- _Material for this exercise_:
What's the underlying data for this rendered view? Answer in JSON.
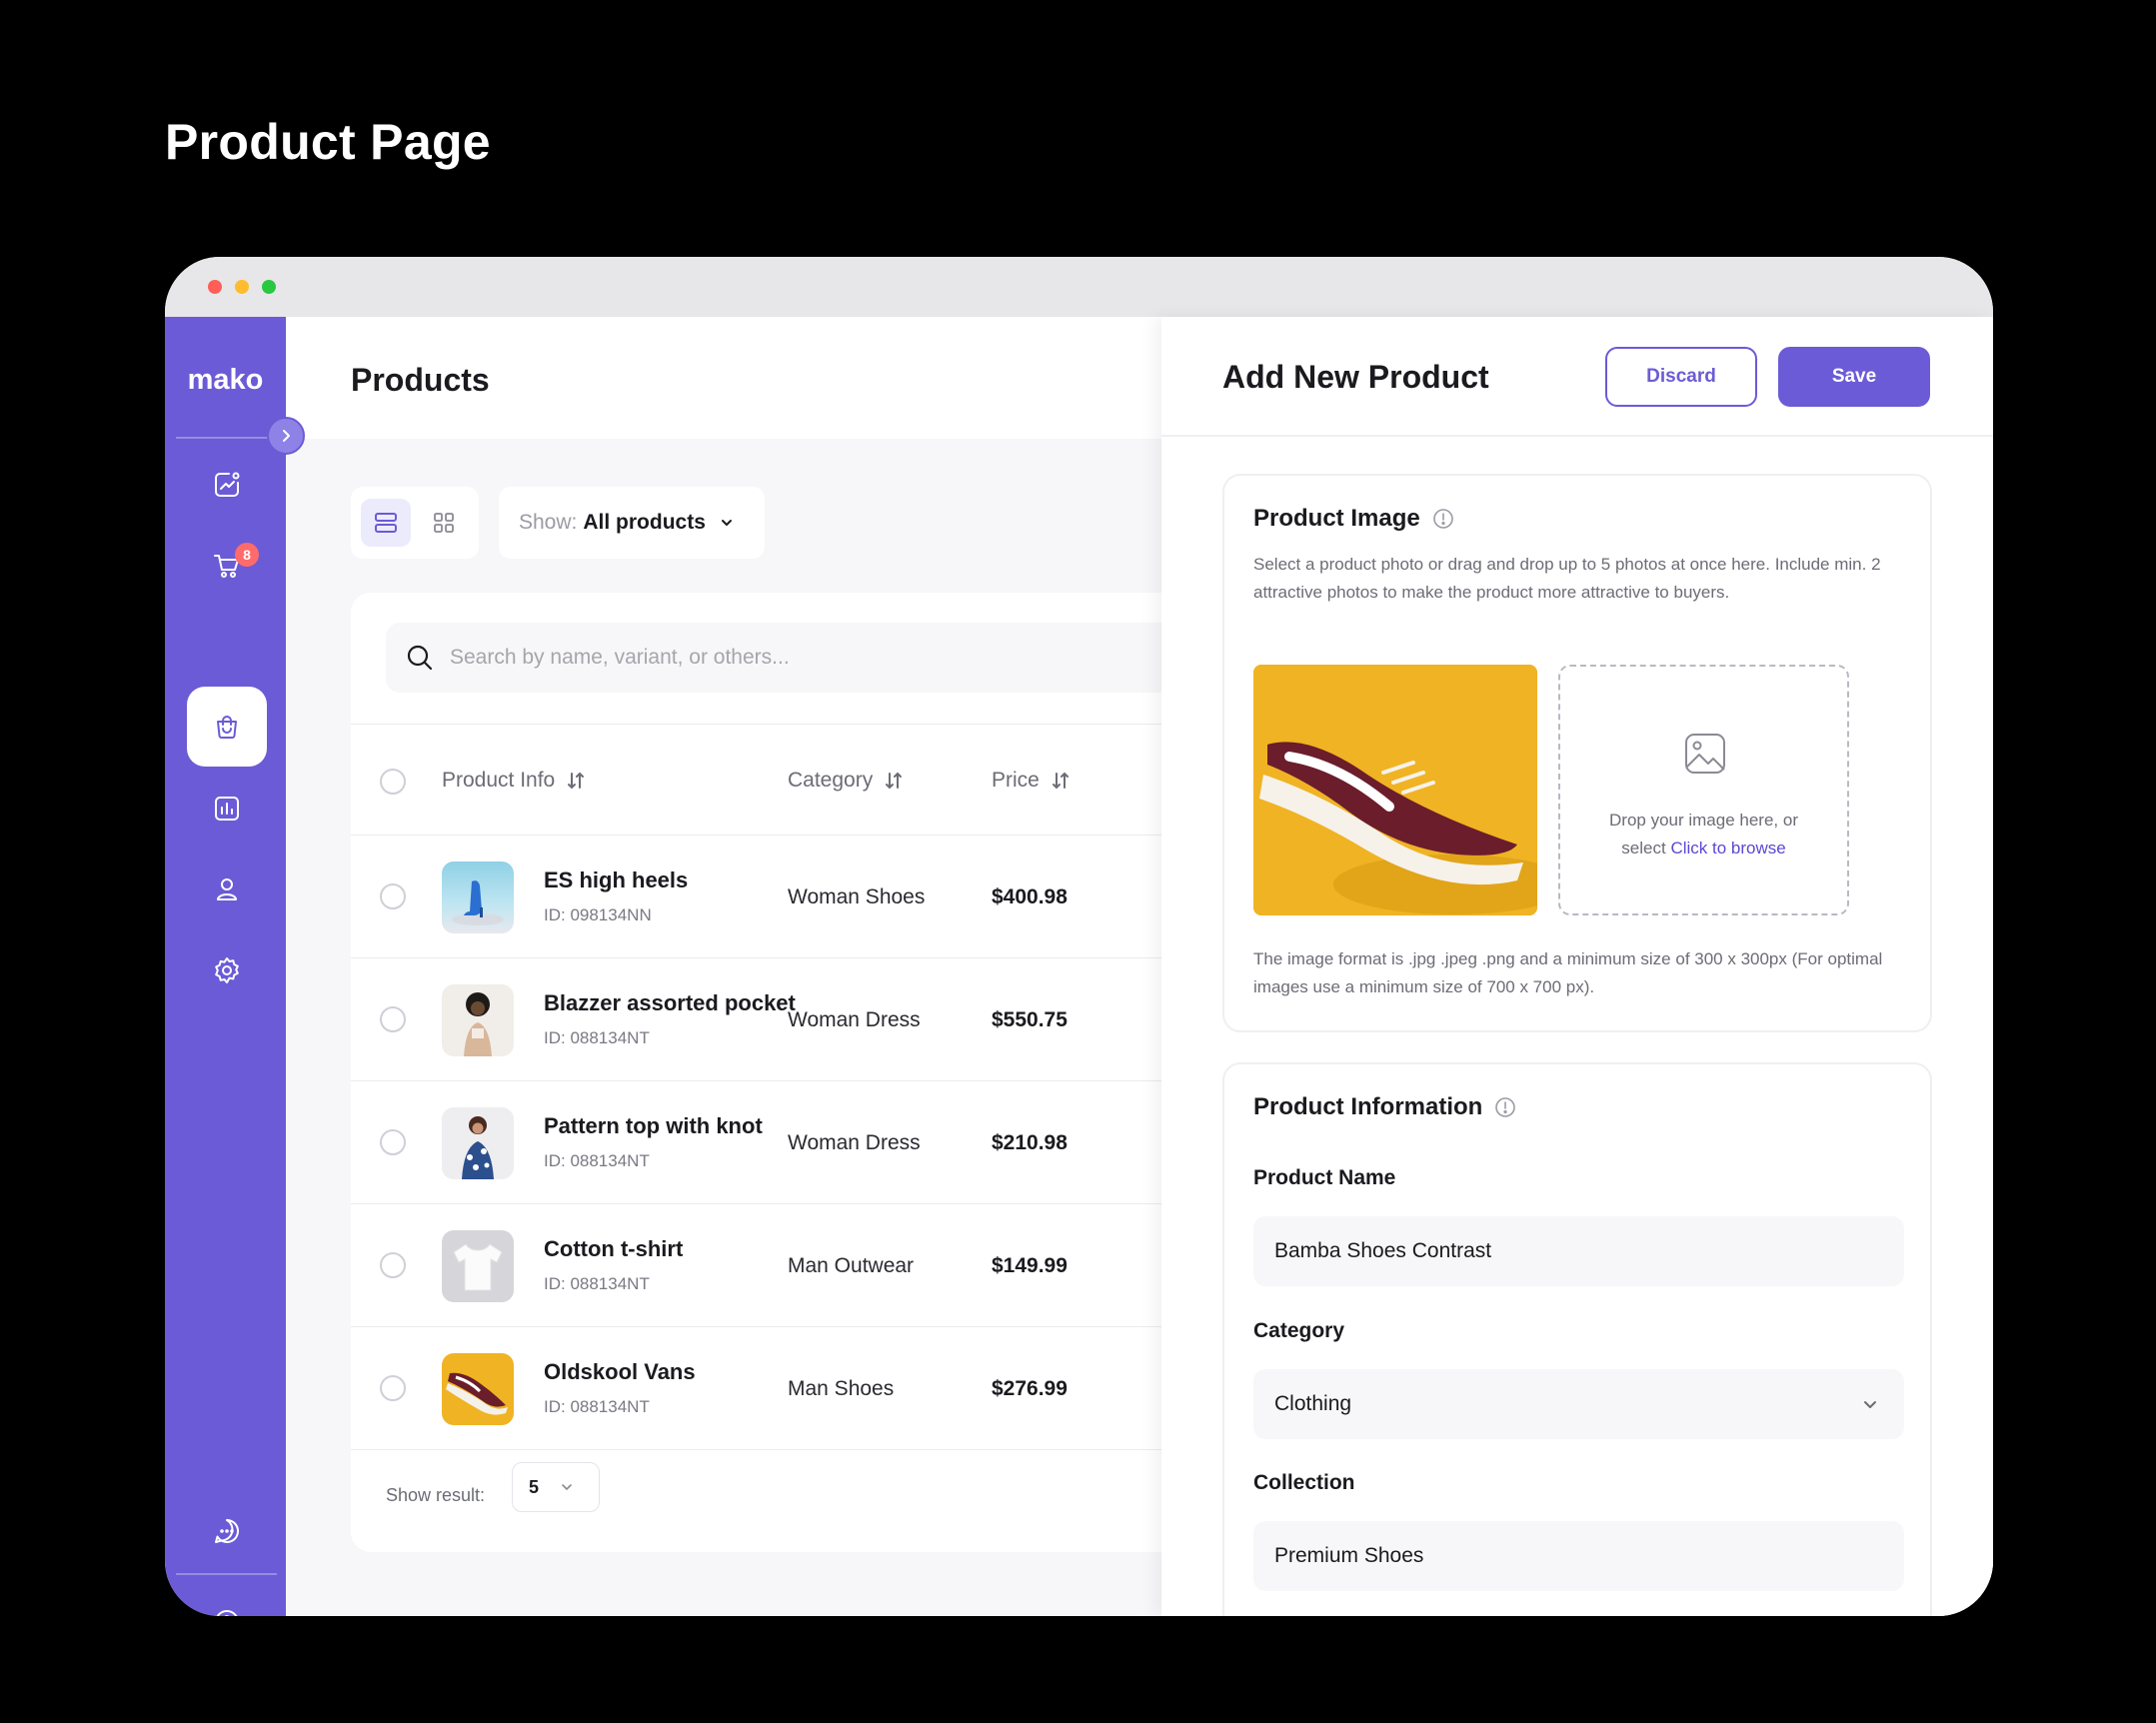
{
  "page_heading": "Product Page",
  "sidebar": {
    "logo": "mako",
    "cart_badge": "8",
    "items": [
      {
        "icon": "analytics-icon"
      },
      {
        "icon": "cart-icon"
      },
      {
        "icon": "shopping-bag-icon"
      },
      {
        "icon": "chart-icon"
      },
      {
        "icon": "user-icon"
      },
      {
        "icon": "gear-icon"
      },
      {
        "icon": "chat-icon"
      },
      {
        "icon": "help-icon"
      }
    ],
    "active_item": "shopping-bag-icon",
    "accent_color": "#6b5bd6"
  },
  "main": {
    "title": "Products",
    "show_label": "Show:",
    "show_value": "All products",
    "search_placeholder": "Search by name, variant, or others...",
    "columns": [
      "Product Info",
      "Category",
      "Price"
    ],
    "rows": [
      {
        "name": "ES high heels",
        "id": "ID: 098134NN",
        "category": "Woman Shoes",
        "price": "$400.98"
      },
      {
        "name": "Blazzer assorted pocket",
        "id": "ID: 088134NT",
        "category": "Woman Dress",
        "price": "$550.75"
      },
      {
        "name": "Pattern top with knot",
        "id": "ID: 088134NT",
        "category": "Woman Dress",
        "price": "$210.98"
      },
      {
        "name": "Cotton t-shirt",
        "id": "ID: 088134NT",
        "category": "Man Outwear",
        "price": "$149.99"
      },
      {
        "name": "Oldskool Vans",
        "id": "ID: 088134NT",
        "category": "Man Shoes",
        "price": "$276.99"
      }
    ],
    "show_result_label": "Show result:",
    "show_result_value": "5"
  },
  "panel": {
    "title": "Add New Product",
    "discard_label": "Discard",
    "save_label": "Save",
    "image_section": {
      "title": "Product Image",
      "description": "Select a product photo or drag and drop up to 5 photos at once here. Include min. 2 attractive photos to make the product more attractive to buyers.",
      "drop_text_1": "Drop your image here, or",
      "drop_text_2": "select",
      "drop_link": "Click to browse",
      "format_note": "The image format is .jpg .jpeg .png and a minimum size of 300 x 300px (For optimal images use a minimum size of 700 x 700 px)."
    },
    "info_section": {
      "title": "Product Information",
      "name_label": "Product Name",
      "name_value": "Bamba Shoes Contrast",
      "category_label": "Category",
      "category_value": "Clothing",
      "collection_label": "Collection",
      "collection_value": "Premium Shoes"
    }
  }
}
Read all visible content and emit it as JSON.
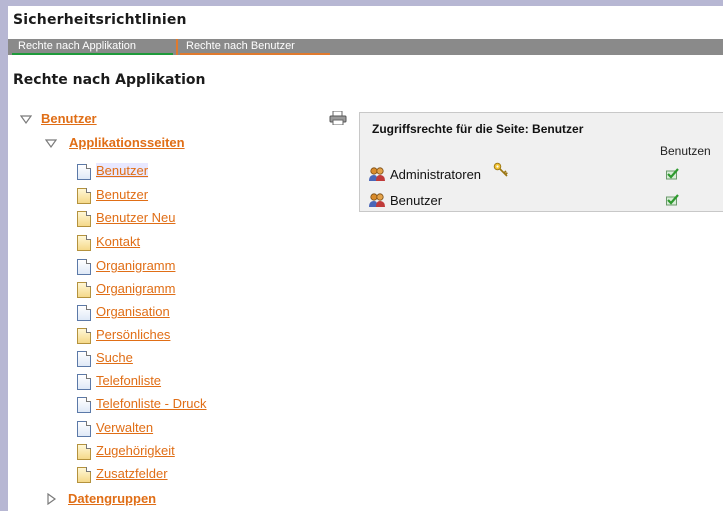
{
  "app": {
    "title": "Sicherheitsrichtlinien"
  },
  "tabs": [
    {
      "label": "Rechte nach Applikation",
      "active": true
    },
    {
      "label": "Rechte nach Benutzer",
      "active": false
    }
  ],
  "page": {
    "title": "Rechte nach Applikation"
  },
  "tree": {
    "root": {
      "label": "Benutzer",
      "expanded": true
    },
    "section": {
      "label": "Applikationsseiten",
      "expanded": true
    },
    "pages": [
      {
        "label": "Benutzer",
        "icon": "blue-page-icon",
        "selected": true
      },
      {
        "label": "Benutzer",
        "icon": "yellow-page-icon",
        "selected": false
      },
      {
        "label": "Benutzer Neu",
        "icon": "yellow-page-icon",
        "selected": false
      },
      {
        "label": "Kontakt",
        "icon": "yellow-page-icon",
        "selected": false
      },
      {
        "label": "Organigramm",
        "icon": "blue-page-icon",
        "selected": false
      },
      {
        "label": "Organigramm",
        "icon": "yellow-page-icon",
        "selected": false
      },
      {
        "label": "Organisation",
        "icon": "blue-page-icon",
        "selected": false
      },
      {
        "label": "Persönliches",
        "icon": "yellow-page-icon",
        "selected": false
      },
      {
        "label": "Suche",
        "icon": "blue-page-icon",
        "selected": false
      },
      {
        "label": "Telefonliste",
        "icon": "blue-page-icon",
        "selected": false
      },
      {
        "label": "Telefonliste - Druck",
        "icon": "blue-page-icon",
        "selected": false
      },
      {
        "label": "Verwalten",
        "icon": "blue-page-icon",
        "selected": false
      },
      {
        "label": "Zugehörigkeit",
        "icon": "yellow-page-icon",
        "selected": false
      },
      {
        "label": "Zusatzfelder",
        "icon": "yellow-page-icon",
        "selected": false
      }
    ],
    "collapsed_section": {
      "label": "Datengruppen",
      "expanded": false
    }
  },
  "permissions": {
    "title": "Zugriffsrechte für die Seite: Benutzer",
    "column": "Benutzen",
    "rows": [
      {
        "group": "Administratoren",
        "has_key": true,
        "allowed": true
      },
      {
        "group": "Benutzer",
        "has_key": false,
        "allowed": true
      }
    ]
  },
  "colors": {
    "link": "#e06e16",
    "tabbar": "#8a8a8a",
    "frame": "#b7b7d3",
    "active_tab": "#1e9a3a",
    "check": "#2e9a2e"
  }
}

- _Task requirements_: All of the lines above should be retyped precisely, apart from the pictures.

- _Exercise response_:
What's the underlying data for this rendered view? Answer in JSON.
{
  "page_heading": "Product Page",
  "sidebar": {
    "logo": "mako",
    "cart_badge": "8",
    "items": [
      {
        "icon": "analytics-icon"
      },
      {
        "icon": "cart-icon"
      },
      {
        "icon": "shopping-bag-icon"
      },
      {
        "icon": "chart-icon"
      },
      {
        "icon": "user-icon"
      },
      {
        "icon": "gear-icon"
      },
      {
        "icon": "chat-icon"
      },
      {
        "icon": "help-icon"
      }
    ],
    "active_item": "shopping-bag-icon",
    "accent_color": "#6b5bd6"
  },
  "main": {
    "title": "Products",
    "show_label": "Show:",
    "show_value": "All products",
    "search_placeholder": "Search by name, variant, or others...",
    "columns": [
      "Product Info",
      "Category",
      "Price"
    ],
    "rows": [
      {
        "name": "ES high heels",
        "id": "ID: 098134NN",
        "category": "Woman Shoes",
        "price": "$400.98"
      },
      {
        "name": "Blazzer assorted pocket",
        "id": "ID: 088134NT",
        "category": "Woman Dress",
        "price": "$550.75"
      },
      {
        "name": "Pattern top with knot",
        "id": "ID: 088134NT",
        "category": "Woman Dress",
        "price": "$210.98"
      },
      {
        "name": "Cotton t-shirt",
        "id": "ID: 088134NT",
        "category": "Man Outwear",
        "price": "$149.99"
      },
      {
        "name": "Oldskool Vans",
        "id": "ID: 088134NT",
        "category": "Man Shoes",
        "price": "$276.99"
      }
    ],
    "show_result_label": "Show result:",
    "show_result_value": "5"
  },
  "panel": {
    "title": "Add New Product",
    "discard_label": "Discard",
    "save_label": "Save",
    "image_section": {
      "title": "Product Image",
      "description": "Select a product photo or drag and drop up to 5 photos at once here. Include min. 2 attractive photos to make the product more attractive to buyers.",
      "drop_text_1": "Drop your image here, or",
      "drop_text_2": "select",
      "drop_link": "Click to browse",
      "format_note": "The image format is .jpg .jpeg .png and a minimum size of 300 x 300px (For optimal images use a minimum size of 700 x 700 px)."
    },
    "info_section": {
      "title": "Product Information",
      "name_label": "Product Name",
      "name_value": "Bamba Shoes Contrast",
      "category_label": "Category",
      "category_value": "Clothing",
      "collection_label": "Collection",
      "collection_value": "Premium Shoes"
    }
  }
}
Read all visible content and emit it as JSON.
{
  "app": {
    "title": "Sicherheitsrichtlinien"
  },
  "tabs": [
    {
      "label": "Rechte nach Applikation",
      "active": true
    },
    {
      "label": "Rechte nach Benutzer",
      "active": false
    }
  ],
  "page": {
    "title": "Rechte nach Applikation"
  },
  "tree": {
    "root": {
      "label": "Benutzer",
      "expanded": true
    },
    "section": {
      "label": "Applikationsseiten",
      "expanded": true
    },
    "pages": [
      {
        "label": "Benutzer",
        "icon": "blue-page-icon",
        "selected": true
      },
      {
        "label": "Benutzer",
        "icon": "yellow-page-icon",
        "selected": false
      },
      {
        "label": "Benutzer Neu",
        "icon": "yellow-page-icon",
        "selected": false
      },
      {
        "label": "Kontakt",
        "icon": "yellow-page-icon",
        "selected": false
      },
      {
        "label": "Organigramm",
        "icon": "blue-page-icon",
        "selected": false
      },
      {
        "label": "Organigramm",
        "icon": "yellow-page-icon",
        "selected": false
      },
      {
        "label": "Organisation",
        "icon": "blue-page-icon",
        "selected": false
      },
      {
        "label": "Persönliches",
        "icon": "yellow-page-icon",
        "selected": false
      },
      {
        "label": "Suche",
        "icon": "blue-page-icon",
        "selected": false
      },
      {
        "label": "Telefonliste",
        "icon": "blue-page-icon",
        "selected": false
      },
      {
        "label": "Telefonliste - Druck",
        "icon": "blue-page-icon",
        "selected": false
      },
      {
        "label": "Verwalten",
        "icon": "blue-page-icon",
        "selected": false
      },
      {
        "label": "Zugehörigkeit",
        "icon": "yellow-page-icon",
        "selected": false
      },
      {
        "label": "Zusatzfelder",
        "icon": "yellow-page-icon",
        "selected": false
      }
    ],
    "collapsed_section": {
      "label": "Datengruppen",
      "expanded": false
    }
  },
  "permissions": {
    "title": "Zugriffsrechte für die Seite: Benutzer",
    "column": "Benutzen",
    "rows": [
      {
        "group": "Administratoren",
        "has_key": true,
        "allowed": true
      },
      {
        "group": "Benutzer",
        "has_key": false,
        "allowed": true
      }
    ]
  },
  "colors": {
    "link": "#e06e16",
    "tabbar": "#8a8a8a",
    "frame": "#b7b7d3",
    "active_tab": "#1e9a3a",
    "check": "#2e9a2e"
  }
}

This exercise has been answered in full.